**WORK TO DO**
Spot each line that carries the word "date"; copy those lines.

Records from a data source
══════════════════════════════
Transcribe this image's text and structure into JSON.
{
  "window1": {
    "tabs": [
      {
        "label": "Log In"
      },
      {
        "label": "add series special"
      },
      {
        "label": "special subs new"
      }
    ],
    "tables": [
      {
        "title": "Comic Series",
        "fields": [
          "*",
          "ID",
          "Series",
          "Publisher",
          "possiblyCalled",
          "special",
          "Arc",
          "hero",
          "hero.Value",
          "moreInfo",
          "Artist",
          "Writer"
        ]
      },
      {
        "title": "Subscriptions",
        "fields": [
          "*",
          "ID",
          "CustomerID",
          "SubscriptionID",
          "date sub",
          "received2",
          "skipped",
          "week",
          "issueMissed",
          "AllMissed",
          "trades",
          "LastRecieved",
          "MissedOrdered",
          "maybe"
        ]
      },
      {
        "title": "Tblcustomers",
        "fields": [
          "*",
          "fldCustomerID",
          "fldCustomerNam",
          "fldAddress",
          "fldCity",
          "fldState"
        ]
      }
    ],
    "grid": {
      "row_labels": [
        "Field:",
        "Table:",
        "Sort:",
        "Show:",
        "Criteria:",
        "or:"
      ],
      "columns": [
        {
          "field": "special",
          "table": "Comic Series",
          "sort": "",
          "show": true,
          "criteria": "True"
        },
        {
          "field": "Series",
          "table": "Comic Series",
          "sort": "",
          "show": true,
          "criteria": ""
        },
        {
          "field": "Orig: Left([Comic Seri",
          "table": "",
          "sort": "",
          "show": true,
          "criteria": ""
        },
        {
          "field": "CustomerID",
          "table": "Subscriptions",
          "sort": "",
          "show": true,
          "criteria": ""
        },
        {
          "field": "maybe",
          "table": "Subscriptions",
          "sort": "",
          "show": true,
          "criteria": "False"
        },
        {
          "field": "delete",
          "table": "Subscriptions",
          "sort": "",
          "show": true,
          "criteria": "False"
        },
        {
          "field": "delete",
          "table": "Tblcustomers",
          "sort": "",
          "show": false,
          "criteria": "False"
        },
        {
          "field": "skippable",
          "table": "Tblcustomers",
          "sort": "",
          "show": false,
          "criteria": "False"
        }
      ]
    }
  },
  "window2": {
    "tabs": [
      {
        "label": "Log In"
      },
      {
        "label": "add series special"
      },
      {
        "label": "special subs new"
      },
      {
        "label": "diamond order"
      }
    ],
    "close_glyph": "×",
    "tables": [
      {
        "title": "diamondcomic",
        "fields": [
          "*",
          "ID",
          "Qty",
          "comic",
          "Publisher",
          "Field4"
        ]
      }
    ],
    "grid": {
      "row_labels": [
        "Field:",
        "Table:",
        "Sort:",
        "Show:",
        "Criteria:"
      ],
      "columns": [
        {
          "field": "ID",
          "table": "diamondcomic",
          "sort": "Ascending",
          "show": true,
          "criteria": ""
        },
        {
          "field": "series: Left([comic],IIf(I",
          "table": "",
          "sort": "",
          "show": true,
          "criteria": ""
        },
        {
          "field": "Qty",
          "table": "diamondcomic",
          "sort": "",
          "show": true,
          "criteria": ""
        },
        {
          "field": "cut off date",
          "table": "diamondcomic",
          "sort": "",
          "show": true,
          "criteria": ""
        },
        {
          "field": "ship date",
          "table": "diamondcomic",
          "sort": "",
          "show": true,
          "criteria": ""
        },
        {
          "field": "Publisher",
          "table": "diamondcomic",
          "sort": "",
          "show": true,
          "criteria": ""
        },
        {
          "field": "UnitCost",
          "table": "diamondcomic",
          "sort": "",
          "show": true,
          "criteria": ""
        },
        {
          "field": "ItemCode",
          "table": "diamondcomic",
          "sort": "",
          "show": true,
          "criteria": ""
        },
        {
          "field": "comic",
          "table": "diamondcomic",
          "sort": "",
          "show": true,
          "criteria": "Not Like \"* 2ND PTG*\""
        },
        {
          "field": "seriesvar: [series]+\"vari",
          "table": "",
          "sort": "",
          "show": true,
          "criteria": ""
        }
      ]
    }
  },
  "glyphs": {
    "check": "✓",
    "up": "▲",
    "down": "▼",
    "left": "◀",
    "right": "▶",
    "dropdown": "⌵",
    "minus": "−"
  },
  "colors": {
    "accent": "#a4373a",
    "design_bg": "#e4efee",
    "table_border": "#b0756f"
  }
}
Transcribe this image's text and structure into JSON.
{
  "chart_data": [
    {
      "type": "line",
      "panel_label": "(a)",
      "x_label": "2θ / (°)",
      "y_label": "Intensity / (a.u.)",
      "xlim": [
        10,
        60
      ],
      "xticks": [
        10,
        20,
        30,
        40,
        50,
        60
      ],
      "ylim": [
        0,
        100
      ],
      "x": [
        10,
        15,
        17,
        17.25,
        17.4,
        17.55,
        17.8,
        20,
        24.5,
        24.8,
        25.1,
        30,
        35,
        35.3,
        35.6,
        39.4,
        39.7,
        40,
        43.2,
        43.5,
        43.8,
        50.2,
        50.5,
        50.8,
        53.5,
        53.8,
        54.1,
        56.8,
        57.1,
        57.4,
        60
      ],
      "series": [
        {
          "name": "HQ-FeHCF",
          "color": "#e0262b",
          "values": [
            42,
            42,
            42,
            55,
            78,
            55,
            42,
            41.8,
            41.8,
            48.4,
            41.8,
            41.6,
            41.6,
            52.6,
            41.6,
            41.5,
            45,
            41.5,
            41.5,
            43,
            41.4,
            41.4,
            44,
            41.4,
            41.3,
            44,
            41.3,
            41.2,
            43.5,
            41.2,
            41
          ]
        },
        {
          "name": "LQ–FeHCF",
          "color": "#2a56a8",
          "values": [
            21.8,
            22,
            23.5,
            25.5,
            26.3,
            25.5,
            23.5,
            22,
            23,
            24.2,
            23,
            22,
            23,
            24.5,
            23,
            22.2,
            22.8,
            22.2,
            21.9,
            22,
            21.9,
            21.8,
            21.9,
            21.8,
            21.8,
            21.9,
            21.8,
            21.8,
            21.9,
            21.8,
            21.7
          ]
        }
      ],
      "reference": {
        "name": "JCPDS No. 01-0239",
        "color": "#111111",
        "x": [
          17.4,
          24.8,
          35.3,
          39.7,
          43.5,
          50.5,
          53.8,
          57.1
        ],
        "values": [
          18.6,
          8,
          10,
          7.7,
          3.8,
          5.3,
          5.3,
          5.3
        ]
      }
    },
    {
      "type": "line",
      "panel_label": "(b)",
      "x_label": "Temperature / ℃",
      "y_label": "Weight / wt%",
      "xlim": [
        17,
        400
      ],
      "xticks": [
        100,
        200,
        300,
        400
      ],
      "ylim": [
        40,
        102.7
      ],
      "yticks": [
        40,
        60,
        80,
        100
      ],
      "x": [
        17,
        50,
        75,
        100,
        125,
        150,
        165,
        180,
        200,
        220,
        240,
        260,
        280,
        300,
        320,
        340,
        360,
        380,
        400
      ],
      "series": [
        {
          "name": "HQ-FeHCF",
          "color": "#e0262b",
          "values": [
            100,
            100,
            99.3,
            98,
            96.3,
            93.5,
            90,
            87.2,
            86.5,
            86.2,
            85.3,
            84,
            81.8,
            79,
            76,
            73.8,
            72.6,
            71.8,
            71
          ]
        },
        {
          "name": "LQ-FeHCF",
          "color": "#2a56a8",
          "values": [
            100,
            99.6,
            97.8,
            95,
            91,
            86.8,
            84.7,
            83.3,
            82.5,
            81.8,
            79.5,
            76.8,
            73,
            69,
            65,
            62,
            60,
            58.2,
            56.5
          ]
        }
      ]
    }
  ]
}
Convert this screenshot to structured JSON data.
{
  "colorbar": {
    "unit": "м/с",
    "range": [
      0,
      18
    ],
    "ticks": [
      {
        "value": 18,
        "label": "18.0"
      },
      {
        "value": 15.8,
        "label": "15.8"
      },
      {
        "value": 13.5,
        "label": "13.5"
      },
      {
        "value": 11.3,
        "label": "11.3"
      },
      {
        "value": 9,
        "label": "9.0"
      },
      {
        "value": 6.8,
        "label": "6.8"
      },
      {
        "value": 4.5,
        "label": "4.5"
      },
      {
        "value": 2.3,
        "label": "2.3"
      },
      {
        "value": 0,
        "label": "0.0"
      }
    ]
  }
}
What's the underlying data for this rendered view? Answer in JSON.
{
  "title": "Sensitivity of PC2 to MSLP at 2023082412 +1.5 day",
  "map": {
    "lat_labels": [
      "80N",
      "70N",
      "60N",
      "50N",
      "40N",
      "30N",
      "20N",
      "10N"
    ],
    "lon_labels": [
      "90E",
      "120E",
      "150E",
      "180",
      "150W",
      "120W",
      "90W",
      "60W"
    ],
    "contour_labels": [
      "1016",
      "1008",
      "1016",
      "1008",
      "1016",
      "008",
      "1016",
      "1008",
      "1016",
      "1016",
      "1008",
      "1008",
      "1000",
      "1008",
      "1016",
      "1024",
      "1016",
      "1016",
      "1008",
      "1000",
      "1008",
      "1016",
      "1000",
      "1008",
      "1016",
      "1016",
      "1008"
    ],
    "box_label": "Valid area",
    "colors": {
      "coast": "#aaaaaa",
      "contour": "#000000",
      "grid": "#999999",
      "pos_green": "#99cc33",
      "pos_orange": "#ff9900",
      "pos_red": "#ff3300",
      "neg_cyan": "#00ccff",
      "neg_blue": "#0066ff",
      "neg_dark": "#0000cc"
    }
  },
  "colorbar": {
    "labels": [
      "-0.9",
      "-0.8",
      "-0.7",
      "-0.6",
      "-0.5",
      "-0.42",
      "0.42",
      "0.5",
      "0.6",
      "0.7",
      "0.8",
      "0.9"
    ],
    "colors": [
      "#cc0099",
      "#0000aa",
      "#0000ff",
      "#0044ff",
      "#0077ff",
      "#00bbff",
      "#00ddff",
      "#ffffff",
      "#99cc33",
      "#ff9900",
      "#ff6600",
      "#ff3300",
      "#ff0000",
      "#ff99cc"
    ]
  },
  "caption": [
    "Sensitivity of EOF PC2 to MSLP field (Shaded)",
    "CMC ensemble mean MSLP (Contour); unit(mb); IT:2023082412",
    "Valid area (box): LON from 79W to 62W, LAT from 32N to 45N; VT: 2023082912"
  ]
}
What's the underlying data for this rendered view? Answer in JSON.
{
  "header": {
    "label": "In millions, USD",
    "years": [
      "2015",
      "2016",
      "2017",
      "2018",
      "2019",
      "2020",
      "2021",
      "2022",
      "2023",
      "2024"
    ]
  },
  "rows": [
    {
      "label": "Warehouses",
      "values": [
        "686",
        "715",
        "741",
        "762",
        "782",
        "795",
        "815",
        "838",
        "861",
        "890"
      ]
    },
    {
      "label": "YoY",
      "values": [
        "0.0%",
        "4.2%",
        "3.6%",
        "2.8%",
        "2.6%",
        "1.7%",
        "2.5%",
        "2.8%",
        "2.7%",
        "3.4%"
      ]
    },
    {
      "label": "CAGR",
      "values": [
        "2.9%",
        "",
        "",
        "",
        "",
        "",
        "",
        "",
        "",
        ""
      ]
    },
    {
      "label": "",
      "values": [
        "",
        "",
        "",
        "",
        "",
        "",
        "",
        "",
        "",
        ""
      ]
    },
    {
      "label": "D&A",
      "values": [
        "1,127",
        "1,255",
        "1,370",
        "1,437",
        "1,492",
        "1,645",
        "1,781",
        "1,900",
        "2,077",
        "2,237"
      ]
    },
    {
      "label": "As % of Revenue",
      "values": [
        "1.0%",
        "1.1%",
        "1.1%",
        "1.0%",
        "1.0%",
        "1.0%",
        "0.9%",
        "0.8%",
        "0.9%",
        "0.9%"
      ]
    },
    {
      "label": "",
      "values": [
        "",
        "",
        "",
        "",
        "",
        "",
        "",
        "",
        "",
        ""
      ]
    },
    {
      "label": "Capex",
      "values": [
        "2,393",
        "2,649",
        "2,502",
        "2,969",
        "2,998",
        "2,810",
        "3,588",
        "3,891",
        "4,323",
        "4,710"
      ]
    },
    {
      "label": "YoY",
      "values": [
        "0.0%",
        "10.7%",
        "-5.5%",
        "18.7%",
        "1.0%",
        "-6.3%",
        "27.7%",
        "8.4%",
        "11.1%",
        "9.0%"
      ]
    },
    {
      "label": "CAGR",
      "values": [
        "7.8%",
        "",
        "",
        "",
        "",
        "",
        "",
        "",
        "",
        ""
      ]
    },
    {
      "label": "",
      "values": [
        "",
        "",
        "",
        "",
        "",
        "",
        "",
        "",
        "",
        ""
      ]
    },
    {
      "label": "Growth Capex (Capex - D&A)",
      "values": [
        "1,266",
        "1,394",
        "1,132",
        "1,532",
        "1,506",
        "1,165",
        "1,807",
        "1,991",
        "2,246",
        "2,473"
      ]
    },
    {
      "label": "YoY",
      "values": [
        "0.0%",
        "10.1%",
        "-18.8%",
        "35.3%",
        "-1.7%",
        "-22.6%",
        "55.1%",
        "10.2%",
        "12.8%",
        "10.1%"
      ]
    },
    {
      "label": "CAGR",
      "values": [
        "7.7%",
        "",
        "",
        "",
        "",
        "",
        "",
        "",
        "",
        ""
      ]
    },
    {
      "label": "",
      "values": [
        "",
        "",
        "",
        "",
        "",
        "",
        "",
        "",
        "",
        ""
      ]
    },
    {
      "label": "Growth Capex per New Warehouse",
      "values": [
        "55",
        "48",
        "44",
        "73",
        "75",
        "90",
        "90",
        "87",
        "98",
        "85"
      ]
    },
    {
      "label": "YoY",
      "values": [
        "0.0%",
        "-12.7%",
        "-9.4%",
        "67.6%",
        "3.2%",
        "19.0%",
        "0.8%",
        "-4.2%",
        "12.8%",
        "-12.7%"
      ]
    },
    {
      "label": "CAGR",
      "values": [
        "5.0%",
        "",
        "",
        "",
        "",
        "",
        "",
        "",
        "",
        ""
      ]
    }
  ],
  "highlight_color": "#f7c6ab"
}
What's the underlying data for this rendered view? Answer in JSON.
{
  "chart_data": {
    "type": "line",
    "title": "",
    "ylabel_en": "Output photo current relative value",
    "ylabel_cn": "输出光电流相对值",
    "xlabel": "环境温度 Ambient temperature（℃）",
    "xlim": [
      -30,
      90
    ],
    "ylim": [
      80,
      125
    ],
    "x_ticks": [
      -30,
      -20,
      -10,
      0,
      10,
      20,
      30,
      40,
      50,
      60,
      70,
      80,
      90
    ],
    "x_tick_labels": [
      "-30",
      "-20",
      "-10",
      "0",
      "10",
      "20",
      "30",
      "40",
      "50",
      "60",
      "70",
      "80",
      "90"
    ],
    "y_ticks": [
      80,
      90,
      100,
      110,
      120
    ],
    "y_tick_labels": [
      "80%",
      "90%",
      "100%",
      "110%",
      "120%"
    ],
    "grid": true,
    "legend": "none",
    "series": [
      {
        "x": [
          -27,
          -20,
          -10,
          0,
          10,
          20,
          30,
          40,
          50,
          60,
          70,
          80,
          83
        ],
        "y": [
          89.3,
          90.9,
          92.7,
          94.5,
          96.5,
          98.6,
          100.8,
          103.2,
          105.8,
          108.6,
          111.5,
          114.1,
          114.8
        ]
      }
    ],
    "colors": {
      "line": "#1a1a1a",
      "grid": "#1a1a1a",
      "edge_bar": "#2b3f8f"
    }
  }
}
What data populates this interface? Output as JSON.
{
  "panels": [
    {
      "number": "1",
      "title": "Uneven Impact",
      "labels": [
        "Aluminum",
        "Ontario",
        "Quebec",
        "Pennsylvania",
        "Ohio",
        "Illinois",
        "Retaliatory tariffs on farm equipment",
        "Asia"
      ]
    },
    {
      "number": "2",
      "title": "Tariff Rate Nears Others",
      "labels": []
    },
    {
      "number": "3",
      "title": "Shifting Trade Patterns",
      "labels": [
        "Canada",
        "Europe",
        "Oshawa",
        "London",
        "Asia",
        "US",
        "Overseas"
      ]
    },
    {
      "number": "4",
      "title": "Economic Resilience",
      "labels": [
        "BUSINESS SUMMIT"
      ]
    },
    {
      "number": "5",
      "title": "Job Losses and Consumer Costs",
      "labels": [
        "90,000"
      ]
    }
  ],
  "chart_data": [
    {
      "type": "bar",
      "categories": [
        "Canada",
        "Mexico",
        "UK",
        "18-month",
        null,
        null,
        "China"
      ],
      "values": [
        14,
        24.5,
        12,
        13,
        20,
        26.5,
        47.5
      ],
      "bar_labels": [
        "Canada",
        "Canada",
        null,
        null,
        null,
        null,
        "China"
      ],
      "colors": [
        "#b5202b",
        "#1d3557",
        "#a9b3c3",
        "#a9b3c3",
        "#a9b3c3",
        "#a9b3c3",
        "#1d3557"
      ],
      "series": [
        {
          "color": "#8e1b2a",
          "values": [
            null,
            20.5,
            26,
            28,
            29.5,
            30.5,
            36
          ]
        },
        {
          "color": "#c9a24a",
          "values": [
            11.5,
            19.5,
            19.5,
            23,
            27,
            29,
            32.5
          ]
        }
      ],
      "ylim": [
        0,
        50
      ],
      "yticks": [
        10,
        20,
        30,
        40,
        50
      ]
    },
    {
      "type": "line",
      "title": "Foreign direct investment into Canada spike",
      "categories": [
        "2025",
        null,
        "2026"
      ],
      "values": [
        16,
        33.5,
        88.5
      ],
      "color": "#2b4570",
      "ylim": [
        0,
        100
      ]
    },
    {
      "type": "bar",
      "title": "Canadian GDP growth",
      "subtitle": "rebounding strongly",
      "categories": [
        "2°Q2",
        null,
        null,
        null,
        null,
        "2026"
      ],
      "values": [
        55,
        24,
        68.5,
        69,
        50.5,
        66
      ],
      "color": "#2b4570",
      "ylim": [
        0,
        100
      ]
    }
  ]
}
══════════════════════════════
**FINISHED ANSWER**
          "date sub",
          "field": "cut off date",
          "field": "ship date",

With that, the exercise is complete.